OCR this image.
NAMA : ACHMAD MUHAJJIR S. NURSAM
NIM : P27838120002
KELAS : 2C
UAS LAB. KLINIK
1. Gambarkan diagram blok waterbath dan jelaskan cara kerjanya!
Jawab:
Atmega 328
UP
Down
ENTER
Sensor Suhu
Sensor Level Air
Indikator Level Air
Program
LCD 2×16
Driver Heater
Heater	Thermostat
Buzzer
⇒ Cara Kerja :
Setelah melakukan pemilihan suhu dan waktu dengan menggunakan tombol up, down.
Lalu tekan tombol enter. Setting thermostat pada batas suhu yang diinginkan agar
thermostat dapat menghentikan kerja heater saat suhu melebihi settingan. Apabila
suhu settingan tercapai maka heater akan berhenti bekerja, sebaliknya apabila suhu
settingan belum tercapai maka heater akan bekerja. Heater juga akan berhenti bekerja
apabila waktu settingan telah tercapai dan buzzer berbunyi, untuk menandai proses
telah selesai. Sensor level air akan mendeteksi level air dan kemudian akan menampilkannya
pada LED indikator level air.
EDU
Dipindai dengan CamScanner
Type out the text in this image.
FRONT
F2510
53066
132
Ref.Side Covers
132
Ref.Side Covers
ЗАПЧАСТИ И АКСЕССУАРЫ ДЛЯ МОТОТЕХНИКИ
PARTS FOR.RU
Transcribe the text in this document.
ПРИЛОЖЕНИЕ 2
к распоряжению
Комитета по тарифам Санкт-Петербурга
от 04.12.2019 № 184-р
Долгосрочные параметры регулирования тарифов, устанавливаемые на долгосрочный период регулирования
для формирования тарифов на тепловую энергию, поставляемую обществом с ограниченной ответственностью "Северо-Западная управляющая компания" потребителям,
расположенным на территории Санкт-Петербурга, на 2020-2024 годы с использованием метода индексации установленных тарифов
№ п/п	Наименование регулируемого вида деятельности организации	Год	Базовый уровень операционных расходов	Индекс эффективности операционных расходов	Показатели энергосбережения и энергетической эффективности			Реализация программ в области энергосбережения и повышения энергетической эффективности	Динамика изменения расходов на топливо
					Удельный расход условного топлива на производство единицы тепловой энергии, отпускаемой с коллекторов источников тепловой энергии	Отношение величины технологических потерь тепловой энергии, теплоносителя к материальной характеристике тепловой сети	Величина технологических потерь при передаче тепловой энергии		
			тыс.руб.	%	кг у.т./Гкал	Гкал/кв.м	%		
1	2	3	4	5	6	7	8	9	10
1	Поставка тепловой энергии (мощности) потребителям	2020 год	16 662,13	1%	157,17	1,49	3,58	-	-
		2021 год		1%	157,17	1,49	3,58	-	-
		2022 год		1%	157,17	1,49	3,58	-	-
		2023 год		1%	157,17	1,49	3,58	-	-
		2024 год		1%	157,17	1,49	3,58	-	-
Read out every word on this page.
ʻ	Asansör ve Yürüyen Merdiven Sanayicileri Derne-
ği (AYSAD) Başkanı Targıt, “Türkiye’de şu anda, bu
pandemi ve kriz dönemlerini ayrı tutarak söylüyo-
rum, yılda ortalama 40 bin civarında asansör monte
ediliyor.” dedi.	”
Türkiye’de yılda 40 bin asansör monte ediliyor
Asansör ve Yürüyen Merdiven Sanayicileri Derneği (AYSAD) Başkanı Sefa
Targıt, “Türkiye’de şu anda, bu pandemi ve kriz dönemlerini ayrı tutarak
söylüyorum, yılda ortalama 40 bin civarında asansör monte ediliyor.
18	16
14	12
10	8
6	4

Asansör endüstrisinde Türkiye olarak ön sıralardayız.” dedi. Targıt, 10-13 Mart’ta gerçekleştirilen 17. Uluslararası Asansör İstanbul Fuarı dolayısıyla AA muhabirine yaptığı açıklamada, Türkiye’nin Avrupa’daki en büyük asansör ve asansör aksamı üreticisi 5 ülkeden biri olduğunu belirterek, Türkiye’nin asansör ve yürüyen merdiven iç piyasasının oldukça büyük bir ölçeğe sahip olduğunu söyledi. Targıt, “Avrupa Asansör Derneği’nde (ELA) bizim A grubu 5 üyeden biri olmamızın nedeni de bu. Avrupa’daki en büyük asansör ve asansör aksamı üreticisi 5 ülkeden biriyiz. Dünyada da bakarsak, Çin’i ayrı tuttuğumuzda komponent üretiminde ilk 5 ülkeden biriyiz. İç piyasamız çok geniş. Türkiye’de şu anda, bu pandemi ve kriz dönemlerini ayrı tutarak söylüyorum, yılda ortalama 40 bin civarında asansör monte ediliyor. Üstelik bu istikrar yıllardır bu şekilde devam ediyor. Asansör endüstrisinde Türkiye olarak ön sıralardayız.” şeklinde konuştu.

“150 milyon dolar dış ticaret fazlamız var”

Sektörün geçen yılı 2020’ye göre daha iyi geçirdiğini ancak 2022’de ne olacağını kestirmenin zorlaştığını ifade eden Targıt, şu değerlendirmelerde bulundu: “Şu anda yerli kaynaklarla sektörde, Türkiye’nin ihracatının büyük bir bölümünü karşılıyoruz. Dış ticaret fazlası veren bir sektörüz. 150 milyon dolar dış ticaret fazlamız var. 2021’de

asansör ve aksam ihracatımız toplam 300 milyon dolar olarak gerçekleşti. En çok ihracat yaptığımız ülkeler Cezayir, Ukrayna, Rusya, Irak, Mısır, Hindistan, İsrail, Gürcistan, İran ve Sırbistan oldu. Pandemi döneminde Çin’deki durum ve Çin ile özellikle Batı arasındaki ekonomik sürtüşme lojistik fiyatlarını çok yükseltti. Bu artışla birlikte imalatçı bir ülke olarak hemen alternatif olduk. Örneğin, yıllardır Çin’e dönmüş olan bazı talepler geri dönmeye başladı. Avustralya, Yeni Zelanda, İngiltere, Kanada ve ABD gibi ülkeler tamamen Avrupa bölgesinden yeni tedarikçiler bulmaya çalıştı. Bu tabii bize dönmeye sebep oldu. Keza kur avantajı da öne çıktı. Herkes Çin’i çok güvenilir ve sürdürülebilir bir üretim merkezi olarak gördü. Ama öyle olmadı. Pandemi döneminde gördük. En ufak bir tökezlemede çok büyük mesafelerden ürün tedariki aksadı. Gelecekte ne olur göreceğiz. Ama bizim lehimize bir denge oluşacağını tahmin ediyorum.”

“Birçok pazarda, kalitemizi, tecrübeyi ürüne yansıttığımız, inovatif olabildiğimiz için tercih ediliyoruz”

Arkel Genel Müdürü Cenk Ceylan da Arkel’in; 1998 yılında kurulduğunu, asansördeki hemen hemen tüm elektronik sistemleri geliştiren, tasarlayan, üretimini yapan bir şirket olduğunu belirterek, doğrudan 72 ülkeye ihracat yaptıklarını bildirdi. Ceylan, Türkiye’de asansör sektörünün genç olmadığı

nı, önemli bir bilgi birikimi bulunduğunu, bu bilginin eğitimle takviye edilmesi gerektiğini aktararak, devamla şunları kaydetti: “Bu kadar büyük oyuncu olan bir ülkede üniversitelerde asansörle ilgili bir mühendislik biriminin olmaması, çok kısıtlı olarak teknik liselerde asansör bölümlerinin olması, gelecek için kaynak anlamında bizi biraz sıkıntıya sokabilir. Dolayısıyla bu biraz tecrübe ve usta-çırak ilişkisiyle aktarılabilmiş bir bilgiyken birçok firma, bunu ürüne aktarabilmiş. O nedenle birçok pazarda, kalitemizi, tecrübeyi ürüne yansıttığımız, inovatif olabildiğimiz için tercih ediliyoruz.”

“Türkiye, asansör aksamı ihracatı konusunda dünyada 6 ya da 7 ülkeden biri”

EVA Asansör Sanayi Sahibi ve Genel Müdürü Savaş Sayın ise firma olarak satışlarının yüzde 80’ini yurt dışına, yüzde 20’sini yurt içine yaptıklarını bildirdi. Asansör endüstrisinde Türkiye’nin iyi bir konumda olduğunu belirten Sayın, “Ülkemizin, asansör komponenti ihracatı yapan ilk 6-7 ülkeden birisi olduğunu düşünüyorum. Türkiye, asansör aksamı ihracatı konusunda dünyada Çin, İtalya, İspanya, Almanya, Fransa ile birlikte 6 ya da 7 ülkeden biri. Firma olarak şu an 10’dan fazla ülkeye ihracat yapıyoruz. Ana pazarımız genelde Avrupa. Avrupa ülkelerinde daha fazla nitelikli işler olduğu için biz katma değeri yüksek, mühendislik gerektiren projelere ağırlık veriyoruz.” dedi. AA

● Exercise
Go through the records above and copy every line with the word "aksamı".

● Exercise solution
Asansör endüstrisinde Türkiye olarak ön sıralardayız.” dedi. Targıt, 10-13 Mart’ta gerçekleştirilen 17. Uluslararası Asansör İstanbul Fuarı dolayısıyla AA muhabirine yaptığı açıklamada, Türkiye’nin Avrupa’daki en büyük asansör ve asansör aksamı üreticisi 5 ülkeden biri olduğunu belirterek, Türkiye’nin asansör ve yürüyen merdiven iç piyasasının oldukça büyük bir ölçeğe sahip olduğunu söyledi. Targıt, “Avrupa Asansör Derneği’nde (ELA) bizim A grubu 5 üyeden biri olmamızın nedeni de bu. Avrupa’daki en büyük asansör ve asansör aksamı üreticisi 5 ülkeden biriyiz. Dünyada da bakarsak, Çin’i ayrı tuttuğumuzda komponent üretiminde ilk 5 ülkeden biriyiz. İç piyasamız çok geniş. Türkiye’de şu anda, bu pandemi ve kriz dönemlerini ayrı tutarak söylüyorum, yılda ortalama 40 bin civarında asansör monte ediliyor. Üstelik bu istikrar yıllardır bu şekilde devam ediyor. Asansör endüstrisinde Türkiye olarak ön sıralardayız.” şeklinde konuştu.
“Türkiye, asansör aksamı ihracatı konusunda dünyada 6 ya da 7 ülkeden biri”
EVA Asansör Sanayi Sahibi ve Genel Müdürü Savaş Sayın ise firma olarak satışlarının yüzde 80’ini yurt dışına, yüzde 20’sini yurt içine yaptıklarını bildirdi. Asansör endüstrisinde Türkiye’nin iyi bir konumda olduğunu belirten Sayın, “Ülkemizin, asansör komponenti ihracatı yapan ilk 6-7 ülkeden birisi olduğunu düşünüyorum. Türkiye, asansör aksamı ihracatı konusunda dünyada Çin, İtalya, İspanya, Almanya, Fransa ile birlikte 6 ya da 7 ülkeden biri. Firma olarak şu an 10’dan fazla ülkeye ihracat yapıyoruz. Ana pazarımız genelde Avrupa. Avrupa ülkelerinde daha fazla nitelikli işler olduğu için biz katma değeri yüksek, mühendislik gerektiren projelere ağırlık veriyoruz.” dedi. AA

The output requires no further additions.